What is expected
Every line containing the word "五个扎实" needs to be found and copied.

The data

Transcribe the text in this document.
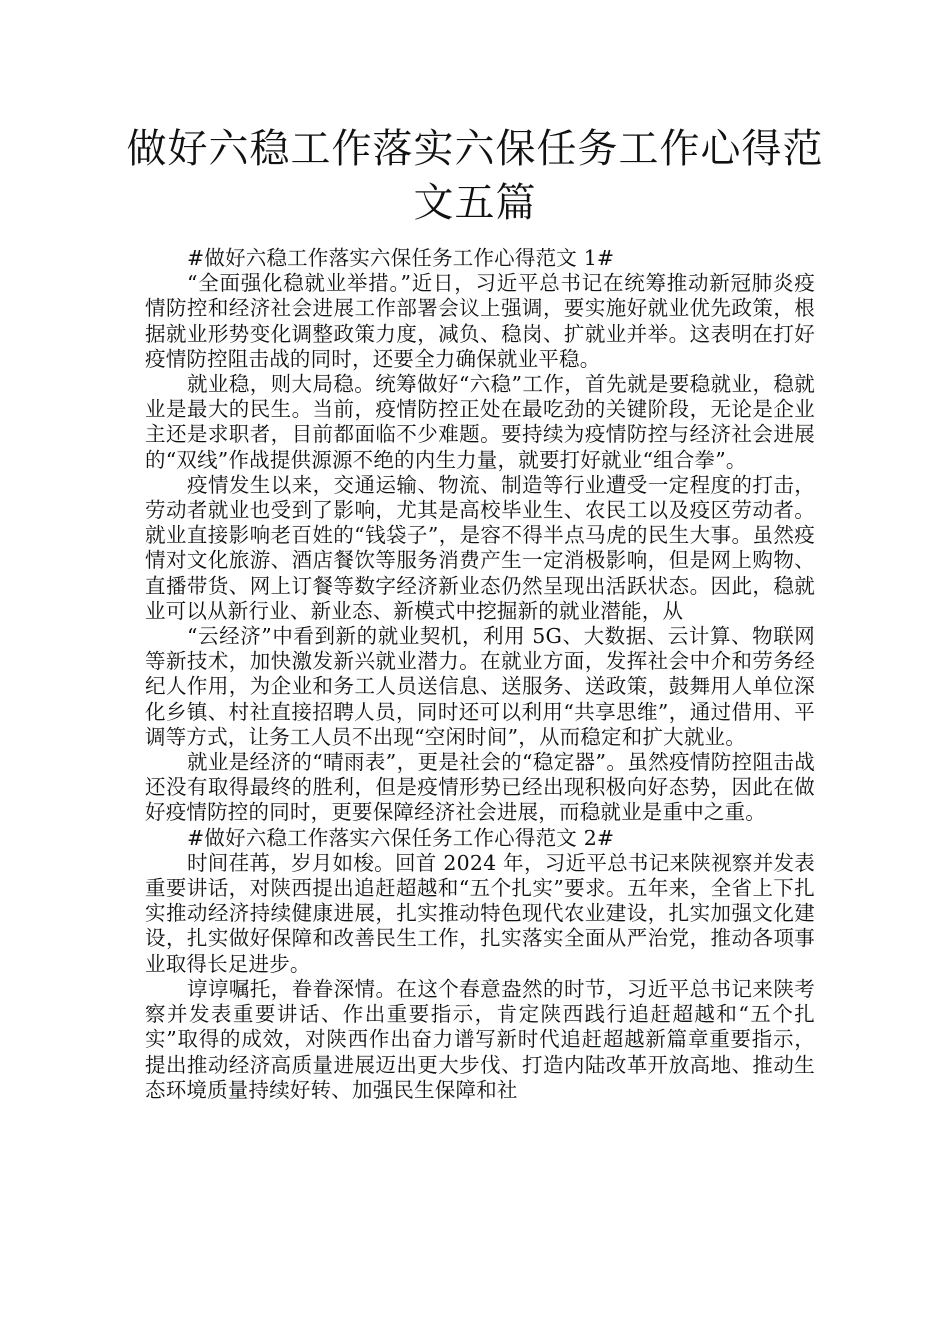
做好六稳工作落实六保任务工作心得范文五篇

#做好六稳工作落实六保任务工作心得范文 1#

“全面强化稳就业举措。”近日，习近平总书记在统筹推动新冠肺炎疫情防控和经济社会进展工作部署会议上强调，要实施好就业优先政策，根据就业形势变化调整政策力度，减负、稳岗、扩就业并举。这表明在打好疫情防控阻击战的同时，还要全力确保就业平稳。

就业稳，则大局稳。统筹做好“六稳”工作，首先就是要稳就业，稳就业是最大的民生。当前，疫情防控正处在最吃劲的关键阶段，无论是企业主还是求职者，目前都面临不少难题。要持续为疫情防控与经济社会进展的“双线”作战提供源源不绝的内生力量，就要打好就业“组合拳”。

疫情发生以来，交通运输、物流、制造等行业遭受一定程度的打击，劳动者就业也受到了影响，尤其是高校毕业生、农民工以及疫区劳动者。就业直接影响老百姓的“钱袋子”，是容不得半点马虎的民生大事。虽然疫情对文化旅游、酒店餐饮等服务消费产生一定消极影响，但是网上购物、直播带货、网上订餐等数字经济新业态仍然呈现出活跃状态。因此，稳就业可以从新行业、新业态、新模式中挖掘新的就业潜能，从

“云经济”中看到新的就业契机，利用 5G、大数据、云计算、物联网等新技术，加快激发新兴就业潜力。在就业方面，发挥社会中介和劳务经纪人作用，为企业和务工人员送信息、送服务、送政策，鼓舞用人单位深化乡镇、村社直接招聘人员，同时还可以利用“共享思维”，通过借用、平调等方式，让务工人员不出现“空闲时间”，从而稳定和扩大就业。

就业是经济的“晴雨表”，更是社会的“稳定器”。虽然疫情防控阻击战还没有取得最终的胜利，但是疫情形势已经出现积极向好态势，因此在做好疫情防控的同时，更要保障经济社会进展，而稳就业是重中之重。

#做好六稳工作落实六保任务工作心得范文 2#

时间荏苒，岁月如梭。回首 2024 年，习近平总书记来陕视察并发表重要讲话，对陕西提出追赶超越和“五个扎实”要求。五年来，全省上下扎实推动经济持续健康进展，扎实推动特色现代农业建设，扎实加强文化建设，扎实做好保障和改善民生工作，扎实落实全面从严治党，推动各项事业取得长足进步。

谆谆嘱托，眷眷深情。在这个春意盎然的时节，习近平总书记来陕考察并发表重要讲话、作出重要指示，肯定陕西践行追赶超越和“五个扎实”取得的成效，对陕西作出奋力谱写新时代追赶超越新篇章重要指示，提出推动经济高质量进展迈出更大步伐、打造内陆改革开放高地、推动生态环境质量持续好转、加强民生保障和社
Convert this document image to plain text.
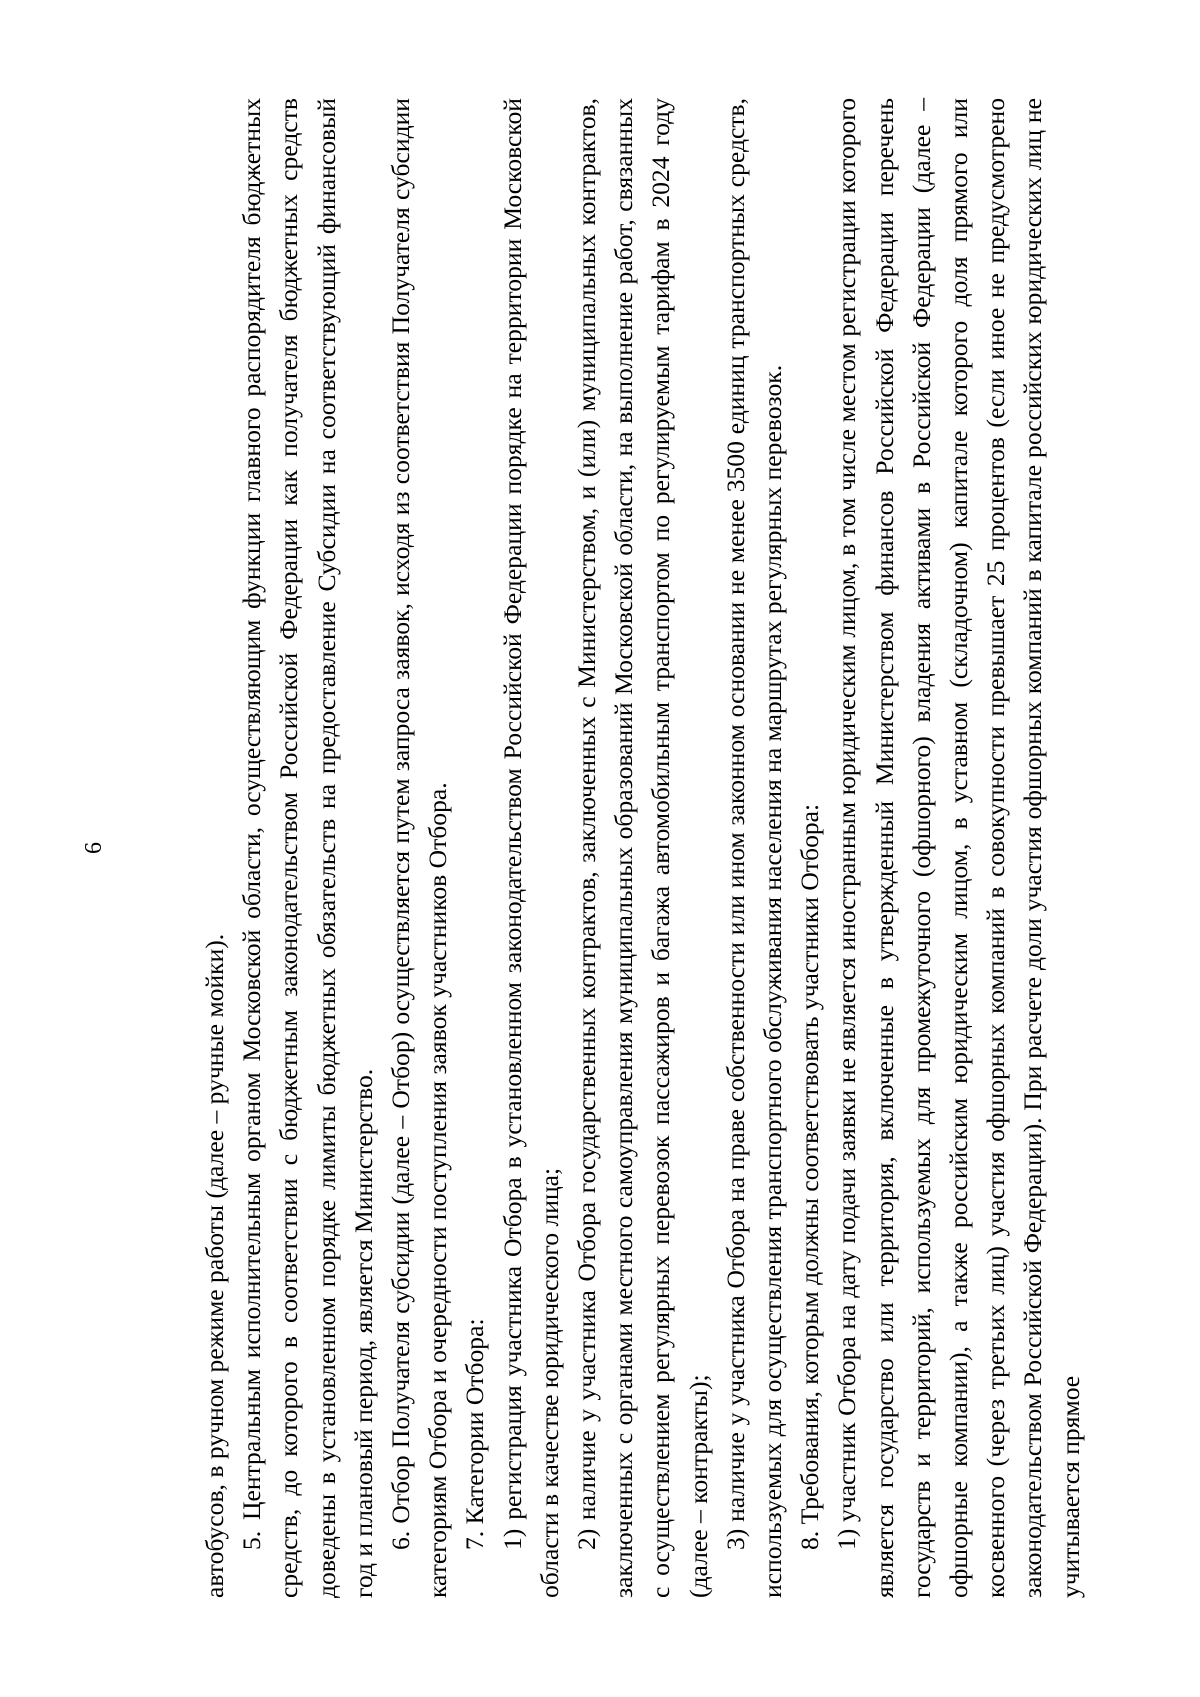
6

автобусов, в ручном режиме работы (далее – ручные мойки). 5. Центральным исполнительным органом Московской области, осуществляющим функции главного распорядителя бюджетных средств, до которого в соответствии с бюджетным законодательством Российской Федерации как получателя бюджетных средств доведены в установленном порядке лимиты бюджетных обязательств на предоставление Субсидии на соответствующий финансовый год и плановый период, является Министерство. 6. Отбор Получателя субсидии (далее – Отбор) осуществляется путем запроса заявок, исходя из соответствия Получателя субсидии категориям Отбора и очередности поступления заявок участников Отбора. 7. Категории Отбора: 1) регистрация участника Отбора в установленном законодательством Российской Федерации порядке на территории Московской области в качестве юридического лица; 2) наличие у участника Отбора государственных контрактов, заключенных с Министерством, и (или) муниципальных контрактов, заключенных с органами местного самоуправления муниципальных образований Московской области, на выполнение работ, связанных с осуществлением регулярных перевозок пассажиров и багажа автомобильным транспортом по регулируемым тарифам в 2024 году (далее – контракты); 3) наличие у участника Отбора на праве собственности или ином законном основании не менее 3500 единиц транспортных средств, используемых для осуществления транспортного обслуживания населения на маршрутах регулярных перевозок. 8. Требования, которым должны соответствовать участники Отбора: 1) участник Отбора на дату подачи заявки не является иностранным юридическим лицом, в том числе местом регистрации которого является государство или территория, включенные в утвержденный Министерством финансов Российской Федерации перечень государств и территорий, используемых для промежуточного (офшорного) владения активами в Российской Федерации (далее – офшорные компании), а также российским юридическим лицом, в уставном (складочном) капитале которого доля прямого или косвенного (через третьих лиц) участия офшорных компаний в совокупности превышает 25 процентов (если иное не предусмотрено законодательством Российской Федерации). При расчете доли участия офшорных компаний в капитале российских юридических лиц не учитывается прямое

Written solution
时间荏苒，岁月如梭。回首 2024 年，习近平总书记来陕视察并发表重要讲话，对陕西提出追赶超越和“五个扎实”要求。五年来，全省上下扎实推动经济持续健康进展，扎实推动特色现代农业建设，扎实加强文化建设，扎实做好保障和改善民生工作，扎实落实全面从严治党，推动各项事业取得长足进步。
谆谆嘱托，眷眷深情。在这个春意盎然的时节，习近平总书记来陕考察并发表重要讲话、作出重要指示，肯定陕西践行追赶超越和“五个扎实”取得的成效，对陕西作出奋力谱写新时代追赶超越新篇章重要指示，提出推动经济高质量进展迈出更大步伐、打造内陆改革开放高地、推动生态环境质量持续好转、加强民生保障和社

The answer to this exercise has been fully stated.